### What is asked
Quote, without change, all of the lines that follow.

[Stored data]

################

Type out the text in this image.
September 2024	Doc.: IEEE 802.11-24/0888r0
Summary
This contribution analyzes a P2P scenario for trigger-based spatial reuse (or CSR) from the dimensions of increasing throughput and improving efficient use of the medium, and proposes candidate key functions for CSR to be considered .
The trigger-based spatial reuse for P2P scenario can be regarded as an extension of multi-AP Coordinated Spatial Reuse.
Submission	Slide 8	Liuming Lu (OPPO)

################

### Output for this task
Type out the text in this image.
September 2024	Doc.: IEEE 802.11-24/0888r0
Summary
This contribution analyzes a P2P scenario for trigger-based spatial reuse (or CSR) from the dimensions of increasing throughput and improving efficient use of the medium, and proposes candidate key functions for CSR to be considered .
The trigger-based spatial reuse for P2P scenario can be regarded as an extension of multi-AP Coordinated Spatial Reuse.
Submission	Slide 8	Liuming Lu (OPPO)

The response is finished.